- [What is asked]:
Extract every line below, verbatim.

· · · ·

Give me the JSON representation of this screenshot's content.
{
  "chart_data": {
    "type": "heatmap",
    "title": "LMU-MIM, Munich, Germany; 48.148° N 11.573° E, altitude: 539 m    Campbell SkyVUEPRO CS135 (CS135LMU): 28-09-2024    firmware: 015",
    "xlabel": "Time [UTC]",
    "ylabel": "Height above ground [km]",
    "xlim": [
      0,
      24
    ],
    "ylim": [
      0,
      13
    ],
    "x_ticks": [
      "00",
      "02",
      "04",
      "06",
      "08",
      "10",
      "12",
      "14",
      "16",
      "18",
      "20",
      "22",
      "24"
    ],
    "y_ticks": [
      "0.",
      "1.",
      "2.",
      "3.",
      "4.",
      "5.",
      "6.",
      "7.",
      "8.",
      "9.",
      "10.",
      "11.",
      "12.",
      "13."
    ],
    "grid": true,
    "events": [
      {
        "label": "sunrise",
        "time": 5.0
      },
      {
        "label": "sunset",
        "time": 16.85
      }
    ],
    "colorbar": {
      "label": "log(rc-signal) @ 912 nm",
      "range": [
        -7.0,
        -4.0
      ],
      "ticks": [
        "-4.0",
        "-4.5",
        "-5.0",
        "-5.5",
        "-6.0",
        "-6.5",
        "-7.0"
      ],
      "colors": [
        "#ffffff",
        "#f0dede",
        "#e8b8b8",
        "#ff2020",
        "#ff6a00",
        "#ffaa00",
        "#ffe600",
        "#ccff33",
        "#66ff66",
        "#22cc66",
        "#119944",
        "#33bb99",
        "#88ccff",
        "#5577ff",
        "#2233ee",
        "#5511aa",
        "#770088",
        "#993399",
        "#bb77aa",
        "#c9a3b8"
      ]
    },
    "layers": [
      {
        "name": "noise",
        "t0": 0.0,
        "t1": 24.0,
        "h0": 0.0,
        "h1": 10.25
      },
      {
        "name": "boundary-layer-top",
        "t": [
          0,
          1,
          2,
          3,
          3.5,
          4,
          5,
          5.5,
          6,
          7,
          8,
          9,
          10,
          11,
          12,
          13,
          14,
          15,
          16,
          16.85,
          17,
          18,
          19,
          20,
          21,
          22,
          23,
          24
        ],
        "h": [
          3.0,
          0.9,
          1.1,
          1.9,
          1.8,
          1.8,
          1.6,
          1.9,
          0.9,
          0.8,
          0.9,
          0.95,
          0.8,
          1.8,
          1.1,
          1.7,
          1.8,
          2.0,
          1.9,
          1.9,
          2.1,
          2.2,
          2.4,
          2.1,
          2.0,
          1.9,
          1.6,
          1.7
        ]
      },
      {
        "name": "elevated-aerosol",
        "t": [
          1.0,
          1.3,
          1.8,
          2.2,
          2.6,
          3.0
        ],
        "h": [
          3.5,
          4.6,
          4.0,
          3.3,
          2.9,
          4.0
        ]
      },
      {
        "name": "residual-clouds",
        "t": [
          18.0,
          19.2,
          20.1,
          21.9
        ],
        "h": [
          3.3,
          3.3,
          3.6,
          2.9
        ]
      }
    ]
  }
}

· · · ·

- [Solved problem]:
Give me the JSON representation of this screenshot's content.
{
  "chart_data": {
    "type": "heatmap",
    "title": "LMU-MIM, Munich, Germany; 48.148° N 11.573° E, altitude: 539 m    Campbell SkyVUEPRO CS135 (CS135LMU): 28-09-2024    firmware: 015",
    "xlabel": "Time [UTC]",
    "ylabel": "Height above ground [km]",
    "xlim": [
      0,
      24
    ],
    "ylim": [
      0,
      13
    ],
    "x_ticks": [
      "00",
      "02",
      "04",
      "06",
      "08",
      "10",
      "12",
      "14",
      "16",
      "18",
      "20",
      "22",
      "24"
    ],
    "y_ticks": [
      "0.",
      "1.",
      "2.",
      "3.",
      "4.",
      "5.",
      "6.",
      "7.",
      "8.",
      "9.",
      "10.",
      "11.",
      "12.",
      "13."
    ],
    "grid": true,
    "events": [
      {
        "label": "sunrise",
        "time": 5.0
      },
      {
        "label": "sunset",
        "time": 16.85
      }
    ],
    "colorbar": {
      "label": "log(rc-signal) @ 912 nm",
      "range": [
        -7.0,
        -4.0
      ],
      "ticks": [
        "-4.0",
        "-4.5",
        "-5.0",
        "-5.5",
        "-6.0",
        "-6.5",
        "-7.0"
      ],
      "colors": [
        "#ffffff",
        "#f0dede",
        "#e8b8b8",
        "#ff2020",
        "#ff6a00",
        "#ffaa00",
        "#ffe600",
        "#ccff33",
        "#66ff66",
        "#22cc66",
        "#119944",
        "#33bb99",
        "#88ccff",
        "#5577ff",
        "#2233ee",
        "#5511aa",
        "#770088",
        "#993399",
        "#bb77aa",
        "#c9a3b8"
      ]
    },
    "layers": [
      {
        "name": "noise",
        "t0": 0.0,
        "t1": 24.0,
        "h0": 0.0,
        "h1": 10.25
      },
      {
        "name": "boundary-layer-top",
        "t": [
          0,
          1,
          2,
          3,
          3.5,
          4,
          5,
          5.5,
          6,
          7,
          8,
          9,
          10,
          11,
          12,
          13,
          14,
          15,
          16,
          16.85,
          17,
          18,
          19,
          20,
          21,
          22,
          23,
          24
        ],
        "h": [
          3.0,
          0.9,
          1.1,
          1.9,
          1.8,
          1.8,
          1.6,
          1.9,
          0.9,
          0.8,
          0.9,
          0.95,
          0.8,
          1.8,
          1.1,
          1.7,
          1.8,
          2.0,
          1.9,
          1.9,
          2.1,
          2.2,
          2.4,
          2.1,
          2.0,
          1.9,
          1.6,
          1.7
        ]
      },
      {
        "name": "elevated-aerosol",
        "t": [
          1.0,
          1.3,
          1.8,
          2.2,
          2.6,
          3.0
        ],
        "h": [
          3.5,
          4.6,
          4.0,
          3.3,
          2.9,
          4.0
        ]
      },
      {
        "name": "residual-clouds",
        "t": [
          18.0,
          19.2,
          20.1,
          21.9
        ],
        "h": [
          3.3,
          3.3,
          3.6,
          2.9
        ]
      }
    ]
  }
}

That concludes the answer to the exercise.